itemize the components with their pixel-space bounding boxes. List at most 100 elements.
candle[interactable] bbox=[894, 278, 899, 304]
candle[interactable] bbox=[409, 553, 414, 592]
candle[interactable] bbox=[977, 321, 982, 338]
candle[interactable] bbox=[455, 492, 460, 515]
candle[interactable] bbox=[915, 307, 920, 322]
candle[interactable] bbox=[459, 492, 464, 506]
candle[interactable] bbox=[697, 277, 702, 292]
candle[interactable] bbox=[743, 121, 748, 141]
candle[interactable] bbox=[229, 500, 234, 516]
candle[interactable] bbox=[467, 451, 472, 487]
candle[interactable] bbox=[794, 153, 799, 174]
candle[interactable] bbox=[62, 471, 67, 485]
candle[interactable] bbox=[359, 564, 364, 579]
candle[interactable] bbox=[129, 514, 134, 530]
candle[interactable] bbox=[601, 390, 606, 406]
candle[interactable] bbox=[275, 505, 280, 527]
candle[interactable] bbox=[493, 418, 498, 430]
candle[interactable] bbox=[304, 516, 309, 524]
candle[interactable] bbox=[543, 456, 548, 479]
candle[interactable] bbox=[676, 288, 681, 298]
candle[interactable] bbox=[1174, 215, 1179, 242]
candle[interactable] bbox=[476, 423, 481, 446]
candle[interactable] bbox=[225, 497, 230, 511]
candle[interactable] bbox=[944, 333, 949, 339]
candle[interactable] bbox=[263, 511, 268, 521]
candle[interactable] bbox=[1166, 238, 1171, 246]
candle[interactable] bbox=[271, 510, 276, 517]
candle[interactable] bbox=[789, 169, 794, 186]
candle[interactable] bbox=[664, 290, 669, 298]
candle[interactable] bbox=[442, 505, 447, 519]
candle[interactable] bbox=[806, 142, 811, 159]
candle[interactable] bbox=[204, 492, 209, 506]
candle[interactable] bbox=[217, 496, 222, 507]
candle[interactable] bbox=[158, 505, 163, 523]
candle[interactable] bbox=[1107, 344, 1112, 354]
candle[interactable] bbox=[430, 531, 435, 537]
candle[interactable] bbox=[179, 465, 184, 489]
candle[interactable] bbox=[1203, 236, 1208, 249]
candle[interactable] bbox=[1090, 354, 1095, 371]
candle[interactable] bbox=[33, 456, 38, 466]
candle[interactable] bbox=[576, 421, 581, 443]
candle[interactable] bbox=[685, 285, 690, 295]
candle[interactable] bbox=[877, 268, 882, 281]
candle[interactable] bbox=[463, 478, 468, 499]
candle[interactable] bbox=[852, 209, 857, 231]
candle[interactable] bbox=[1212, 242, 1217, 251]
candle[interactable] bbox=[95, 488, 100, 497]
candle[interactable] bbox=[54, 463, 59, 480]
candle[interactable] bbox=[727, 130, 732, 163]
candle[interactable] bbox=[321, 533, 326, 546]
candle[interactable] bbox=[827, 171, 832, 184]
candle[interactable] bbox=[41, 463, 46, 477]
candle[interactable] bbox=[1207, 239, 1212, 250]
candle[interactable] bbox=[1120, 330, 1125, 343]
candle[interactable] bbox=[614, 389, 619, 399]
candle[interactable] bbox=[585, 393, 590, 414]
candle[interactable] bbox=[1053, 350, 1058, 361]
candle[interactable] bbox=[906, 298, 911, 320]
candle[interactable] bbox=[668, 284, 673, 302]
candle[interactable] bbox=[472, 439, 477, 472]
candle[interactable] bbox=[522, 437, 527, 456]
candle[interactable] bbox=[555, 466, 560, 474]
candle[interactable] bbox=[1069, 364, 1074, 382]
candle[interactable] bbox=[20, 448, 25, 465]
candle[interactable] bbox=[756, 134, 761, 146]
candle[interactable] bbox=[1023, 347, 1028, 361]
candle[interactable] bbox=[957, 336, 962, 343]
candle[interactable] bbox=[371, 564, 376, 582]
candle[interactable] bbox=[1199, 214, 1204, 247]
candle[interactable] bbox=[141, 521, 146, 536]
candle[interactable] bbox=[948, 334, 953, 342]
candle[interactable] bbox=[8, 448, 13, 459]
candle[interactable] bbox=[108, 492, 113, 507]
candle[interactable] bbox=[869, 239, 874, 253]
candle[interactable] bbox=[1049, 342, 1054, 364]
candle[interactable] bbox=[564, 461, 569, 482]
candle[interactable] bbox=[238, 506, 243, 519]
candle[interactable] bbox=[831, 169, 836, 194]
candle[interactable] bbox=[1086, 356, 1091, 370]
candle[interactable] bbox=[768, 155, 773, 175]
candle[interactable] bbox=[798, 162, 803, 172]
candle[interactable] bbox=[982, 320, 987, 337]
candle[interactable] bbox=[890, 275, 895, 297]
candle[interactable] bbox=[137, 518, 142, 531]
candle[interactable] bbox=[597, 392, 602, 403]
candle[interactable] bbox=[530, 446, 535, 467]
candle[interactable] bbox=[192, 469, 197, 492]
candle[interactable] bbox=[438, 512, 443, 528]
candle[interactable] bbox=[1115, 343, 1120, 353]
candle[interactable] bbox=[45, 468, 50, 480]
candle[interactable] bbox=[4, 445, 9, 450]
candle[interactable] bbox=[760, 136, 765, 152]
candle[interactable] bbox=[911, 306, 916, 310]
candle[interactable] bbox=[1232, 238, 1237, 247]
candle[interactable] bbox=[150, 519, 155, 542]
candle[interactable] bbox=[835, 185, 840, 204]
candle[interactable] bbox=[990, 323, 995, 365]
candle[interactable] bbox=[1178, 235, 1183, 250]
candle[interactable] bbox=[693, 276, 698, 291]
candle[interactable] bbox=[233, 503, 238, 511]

* * * * *

• _EXERCISE OBJECTIVE_
Reproduce the lines of the items above verbatim, starting from the first line and ending with the line containing "candle[interactable] bbox=[54, 463, 59, 480]", both included.

• _EXERCISE RESPONSE_
itemize the components with their pixel-space bounding boxes. List at most 100 elements.
candle[interactable] bbox=[894, 278, 899, 304]
candle[interactable] bbox=[409, 553, 414, 592]
candle[interactable] bbox=[977, 321, 982, 338]
candle[interactable] bbox=[455, 492, 460, 515]
candle[interactable] bbox=[915, 307, 920, 322]
candle[interactable] bbox=[459, 492, 464, 506]
candle[interactable] bbox=[697, 277, 702, 292]
candle[interactable] bbox=[743, 121, 748, 141]
candle[interactable] bbox=[229, 500, 234, 516]
candle[interactable] bbox=[467, 451, 472, 487]
candle[interactable] bbox=[794, 153, 799, 174]
candle[interactable] bbox=[62, 471, 67, 485]
candle[interactable] bbox=[359, 564, 364, 579]
candle[interactable] bbox=[129, 514, 134, 530]
candle[interactable] bbox=[601, 390, 606, 406]
candle[interactable] bbox=[275, 505, 280, 527]
candle[interactable] bbox=[493, 418, 498, 430]
candle[interactable] bbox=[304, 516, 309, 524]
candle[interactable] bbox=[543, 456, 548, 479]
candle[interactable] bbox=[676, 288, 681, 298]
candle[interactable] bbox=[1174, 215, 1179, 242]
candle[interactable] bbox=[476, 423, 481, 446]
candle[interactable] bbox=[225, 497, 230, 511]
candle[interactable] bbox=[944, 333, 949, 339]
candle[interactable] bbox=[263, 511, 268, 521]
candle[interactable] bbox=[1166, 238, 1171, 246]
candle[interactable] bbox=[271, 510, 276, 517]
candle[interactable] bbox=[789, 169, 794, 186]
candle[interactable] bbox=[664, 290, 669, 298]
candle[interactable] bbox=[442, 505, 447, 519]
candle[interactable] bbox=[806, 142, 811, 159]
candle[interactable] bbox=[204, 492, 209, 506]
candle[interactable] bbox=[217, 496, 222, 507]
candle[interactable] bbox=[158, 505, 163, 523]
candle[interactable] bbox=[1107, 344, 1112, 354]
candle[interactable] bbox=[430, 531, 435, 537]
candle[interactable] bbox=[179, 465, 184, 489]
candle[interactable] bbox=[1203, 236, 1208, 249]
candle[interactable] bbox=[1090, 354, 1095, 371]
candle[interactable] bbox=[33, 456, 38, 466]
candle[interactable] bbox=[576, 421, 581, 443]
candle[interactable] bbox=[685, 285, 690, 295]
candle[interactable] bbox=[877, 268, 882, 281]
candle[interactable] bbox=[463, 478, 468, 499]
candle[interactable] bbox=[852, 209, 857, 231]
candle[interactable] bbox=[1212, 242, 1217, 251]
candle[interactable] bbox=[95, 488, 100, 497]
candle[interactable] bbox=[54, 463, 59, 480]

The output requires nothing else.